*The request:*
Consider the data that follows and state how many lines contain the string "snow", using the number alone.

[Data entries]
□ □ □ □ □
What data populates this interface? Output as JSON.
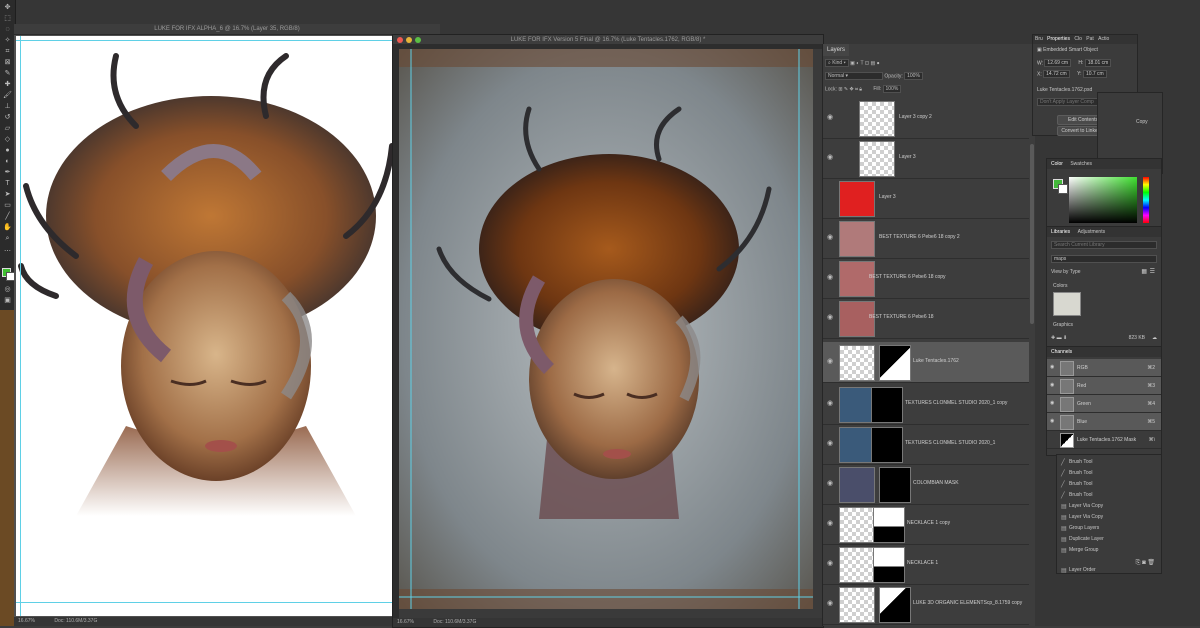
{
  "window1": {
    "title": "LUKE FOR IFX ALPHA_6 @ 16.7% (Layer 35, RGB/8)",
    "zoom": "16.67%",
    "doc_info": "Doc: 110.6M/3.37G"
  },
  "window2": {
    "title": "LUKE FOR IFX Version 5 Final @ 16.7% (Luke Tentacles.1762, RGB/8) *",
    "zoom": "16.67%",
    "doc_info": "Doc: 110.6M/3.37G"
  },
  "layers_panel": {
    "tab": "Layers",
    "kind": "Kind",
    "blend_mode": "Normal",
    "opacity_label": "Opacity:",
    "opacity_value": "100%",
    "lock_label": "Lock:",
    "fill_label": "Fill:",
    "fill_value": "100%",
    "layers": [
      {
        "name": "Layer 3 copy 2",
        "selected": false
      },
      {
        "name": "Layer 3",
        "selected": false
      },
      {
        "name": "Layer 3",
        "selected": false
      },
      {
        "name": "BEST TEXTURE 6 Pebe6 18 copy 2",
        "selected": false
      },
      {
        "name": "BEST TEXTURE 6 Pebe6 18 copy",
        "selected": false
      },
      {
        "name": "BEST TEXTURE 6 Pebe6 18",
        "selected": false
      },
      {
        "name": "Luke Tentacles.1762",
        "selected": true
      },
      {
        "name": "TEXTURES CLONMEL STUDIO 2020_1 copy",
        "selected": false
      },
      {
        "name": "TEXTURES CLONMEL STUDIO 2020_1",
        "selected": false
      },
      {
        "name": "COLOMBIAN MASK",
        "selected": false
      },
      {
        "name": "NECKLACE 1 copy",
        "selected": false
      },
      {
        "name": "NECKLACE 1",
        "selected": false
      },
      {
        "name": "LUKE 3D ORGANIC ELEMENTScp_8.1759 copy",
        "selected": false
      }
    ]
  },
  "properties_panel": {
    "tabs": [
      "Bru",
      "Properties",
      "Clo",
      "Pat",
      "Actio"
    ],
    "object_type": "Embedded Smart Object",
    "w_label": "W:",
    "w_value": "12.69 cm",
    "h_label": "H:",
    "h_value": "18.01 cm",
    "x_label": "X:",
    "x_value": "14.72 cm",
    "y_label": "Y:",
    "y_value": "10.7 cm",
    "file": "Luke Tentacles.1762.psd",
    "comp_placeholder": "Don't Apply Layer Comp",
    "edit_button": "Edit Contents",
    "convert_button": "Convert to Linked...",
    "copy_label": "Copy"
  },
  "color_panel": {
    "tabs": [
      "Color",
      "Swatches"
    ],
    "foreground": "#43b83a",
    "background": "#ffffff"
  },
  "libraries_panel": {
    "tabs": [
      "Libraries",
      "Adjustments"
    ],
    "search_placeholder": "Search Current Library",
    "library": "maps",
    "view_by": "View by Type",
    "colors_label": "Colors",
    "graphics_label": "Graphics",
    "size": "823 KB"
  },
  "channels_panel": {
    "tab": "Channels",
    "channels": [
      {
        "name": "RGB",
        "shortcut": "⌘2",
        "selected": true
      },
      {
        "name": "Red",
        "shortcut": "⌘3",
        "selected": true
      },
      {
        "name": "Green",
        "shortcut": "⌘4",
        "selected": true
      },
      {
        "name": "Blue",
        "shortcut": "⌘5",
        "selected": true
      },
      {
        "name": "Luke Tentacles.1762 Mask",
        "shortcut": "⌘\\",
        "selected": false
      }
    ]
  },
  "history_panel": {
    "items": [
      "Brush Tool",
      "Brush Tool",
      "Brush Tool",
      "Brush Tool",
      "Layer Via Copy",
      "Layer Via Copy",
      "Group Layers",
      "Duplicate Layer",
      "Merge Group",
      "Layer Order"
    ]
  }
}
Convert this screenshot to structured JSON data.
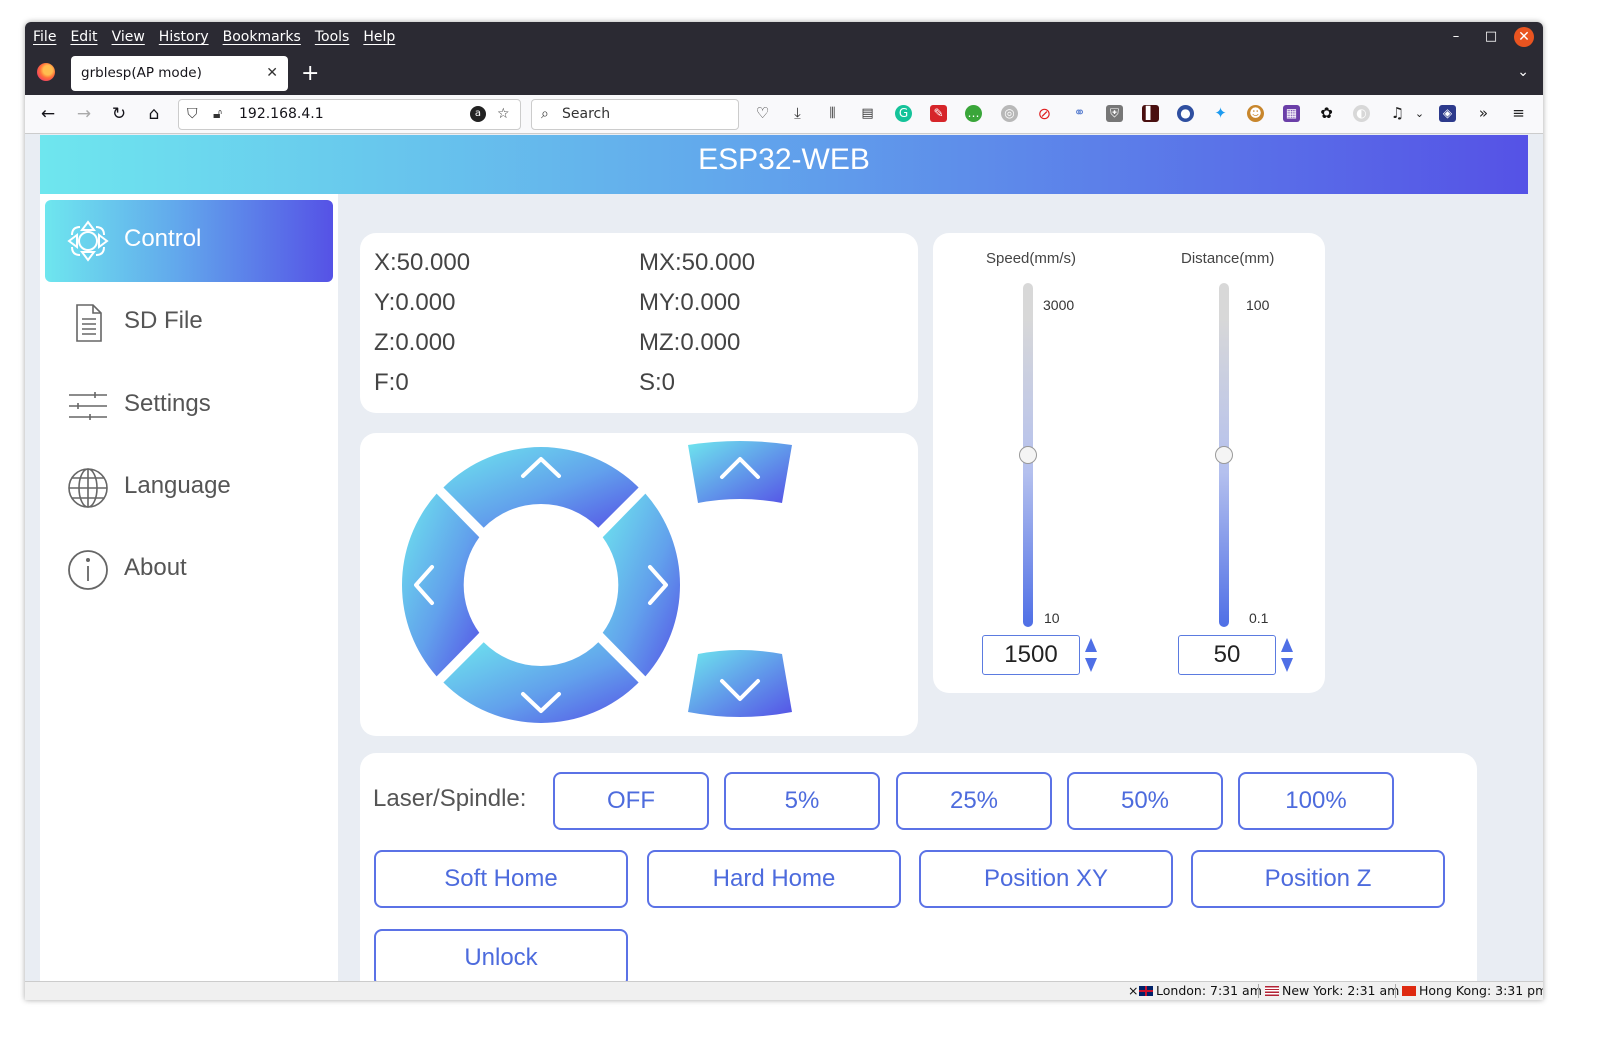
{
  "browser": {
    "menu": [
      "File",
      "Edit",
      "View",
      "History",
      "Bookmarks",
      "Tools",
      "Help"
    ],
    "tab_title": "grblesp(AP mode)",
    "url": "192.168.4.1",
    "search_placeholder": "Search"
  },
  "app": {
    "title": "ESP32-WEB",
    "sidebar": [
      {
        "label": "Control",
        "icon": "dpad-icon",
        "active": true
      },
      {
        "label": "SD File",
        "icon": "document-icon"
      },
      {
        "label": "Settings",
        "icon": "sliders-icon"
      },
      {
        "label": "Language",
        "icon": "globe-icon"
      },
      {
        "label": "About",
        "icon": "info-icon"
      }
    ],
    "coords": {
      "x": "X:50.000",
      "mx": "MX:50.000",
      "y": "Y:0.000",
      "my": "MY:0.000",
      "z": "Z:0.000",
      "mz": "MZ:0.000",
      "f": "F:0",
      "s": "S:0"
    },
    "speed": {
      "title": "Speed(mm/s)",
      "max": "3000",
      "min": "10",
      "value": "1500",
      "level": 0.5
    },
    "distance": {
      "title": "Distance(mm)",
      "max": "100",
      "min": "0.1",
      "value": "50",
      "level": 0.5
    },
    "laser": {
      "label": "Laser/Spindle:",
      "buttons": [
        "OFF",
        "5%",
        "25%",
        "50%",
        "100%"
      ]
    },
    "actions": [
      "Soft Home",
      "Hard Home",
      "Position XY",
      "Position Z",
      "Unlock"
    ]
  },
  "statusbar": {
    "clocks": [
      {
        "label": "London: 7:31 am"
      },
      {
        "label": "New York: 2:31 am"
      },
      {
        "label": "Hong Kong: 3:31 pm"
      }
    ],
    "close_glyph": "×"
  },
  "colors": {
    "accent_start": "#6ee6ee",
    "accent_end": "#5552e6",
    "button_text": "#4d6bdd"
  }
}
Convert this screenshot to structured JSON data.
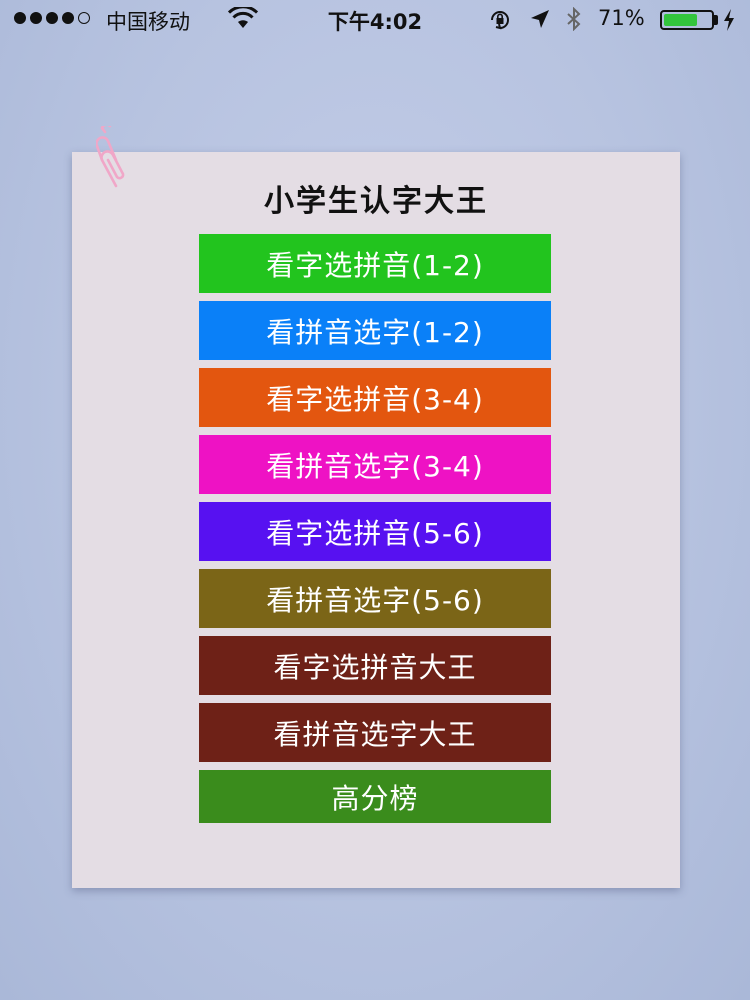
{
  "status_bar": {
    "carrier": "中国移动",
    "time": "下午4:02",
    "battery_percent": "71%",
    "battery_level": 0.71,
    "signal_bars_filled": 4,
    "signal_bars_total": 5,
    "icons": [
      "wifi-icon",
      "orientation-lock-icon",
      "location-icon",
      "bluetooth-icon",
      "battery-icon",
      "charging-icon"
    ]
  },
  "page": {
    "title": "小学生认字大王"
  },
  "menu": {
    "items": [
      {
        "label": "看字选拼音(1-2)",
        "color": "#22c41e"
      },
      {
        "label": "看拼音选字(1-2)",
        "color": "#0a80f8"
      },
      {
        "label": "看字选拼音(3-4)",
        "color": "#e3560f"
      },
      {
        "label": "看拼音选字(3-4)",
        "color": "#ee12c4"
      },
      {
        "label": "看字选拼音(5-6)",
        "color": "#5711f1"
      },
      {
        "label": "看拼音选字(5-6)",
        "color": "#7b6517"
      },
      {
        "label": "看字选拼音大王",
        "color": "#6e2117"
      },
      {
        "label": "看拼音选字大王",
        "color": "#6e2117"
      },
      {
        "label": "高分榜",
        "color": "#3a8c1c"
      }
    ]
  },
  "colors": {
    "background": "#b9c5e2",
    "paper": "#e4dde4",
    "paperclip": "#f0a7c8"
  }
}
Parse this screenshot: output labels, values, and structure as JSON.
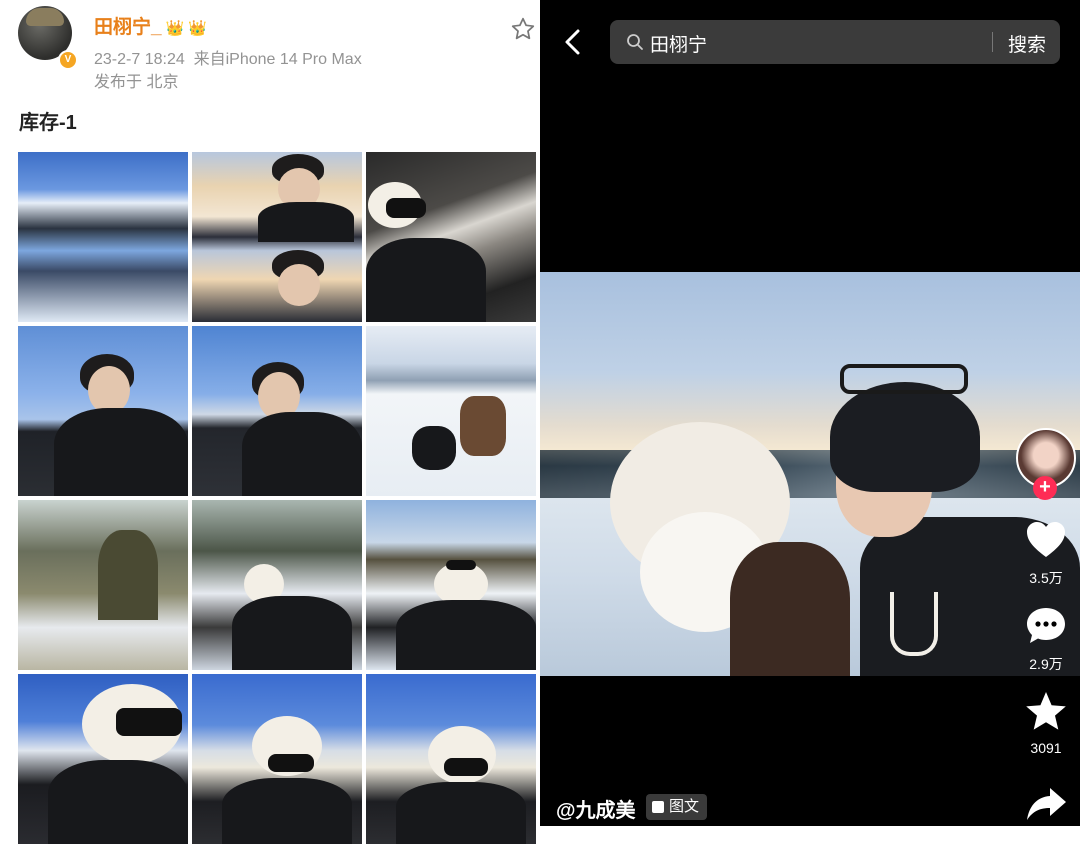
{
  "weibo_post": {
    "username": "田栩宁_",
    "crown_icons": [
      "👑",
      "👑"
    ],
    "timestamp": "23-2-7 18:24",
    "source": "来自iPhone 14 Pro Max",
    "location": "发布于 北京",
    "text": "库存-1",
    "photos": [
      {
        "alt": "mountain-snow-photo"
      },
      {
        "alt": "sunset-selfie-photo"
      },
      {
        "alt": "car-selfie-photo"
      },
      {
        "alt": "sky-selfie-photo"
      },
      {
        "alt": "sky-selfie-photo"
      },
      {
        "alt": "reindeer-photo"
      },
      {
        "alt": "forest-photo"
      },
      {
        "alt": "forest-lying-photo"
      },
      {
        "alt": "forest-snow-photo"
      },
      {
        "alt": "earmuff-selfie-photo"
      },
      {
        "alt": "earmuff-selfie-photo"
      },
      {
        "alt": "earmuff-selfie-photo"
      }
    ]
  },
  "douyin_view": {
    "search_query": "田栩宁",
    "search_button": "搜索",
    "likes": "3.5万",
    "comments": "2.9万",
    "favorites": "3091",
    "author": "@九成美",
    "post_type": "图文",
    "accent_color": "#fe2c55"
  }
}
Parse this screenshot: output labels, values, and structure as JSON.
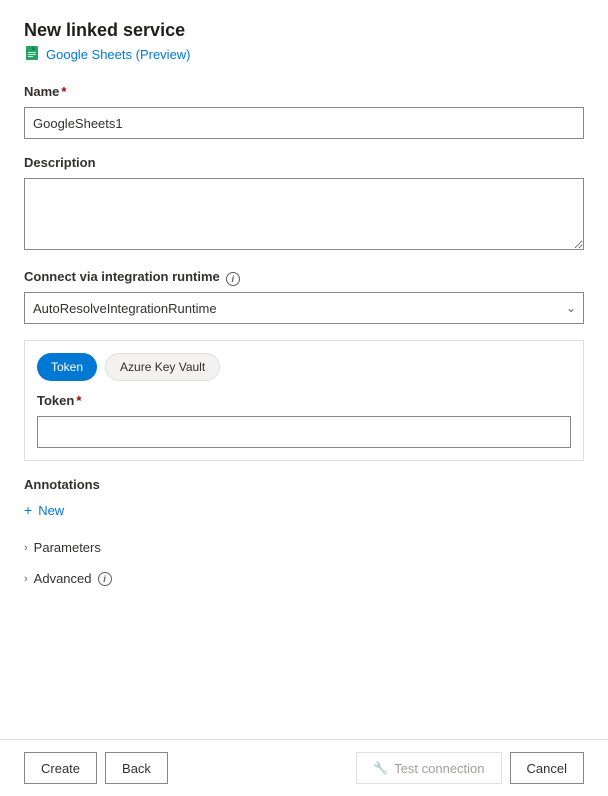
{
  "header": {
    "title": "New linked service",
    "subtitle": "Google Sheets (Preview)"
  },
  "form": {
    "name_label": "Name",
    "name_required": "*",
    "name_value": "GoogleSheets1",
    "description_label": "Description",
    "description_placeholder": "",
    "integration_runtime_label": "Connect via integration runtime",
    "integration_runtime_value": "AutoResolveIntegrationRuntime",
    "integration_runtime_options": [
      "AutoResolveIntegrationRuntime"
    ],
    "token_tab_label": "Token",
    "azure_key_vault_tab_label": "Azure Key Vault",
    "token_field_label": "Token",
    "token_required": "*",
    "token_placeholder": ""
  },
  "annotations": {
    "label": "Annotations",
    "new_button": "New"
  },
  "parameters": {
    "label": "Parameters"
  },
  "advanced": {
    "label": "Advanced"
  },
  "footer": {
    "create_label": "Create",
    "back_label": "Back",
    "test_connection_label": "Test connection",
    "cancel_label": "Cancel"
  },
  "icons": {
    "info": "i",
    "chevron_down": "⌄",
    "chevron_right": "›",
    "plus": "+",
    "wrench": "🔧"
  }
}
□ □ □ □ □
*Answer to this exercise:*
2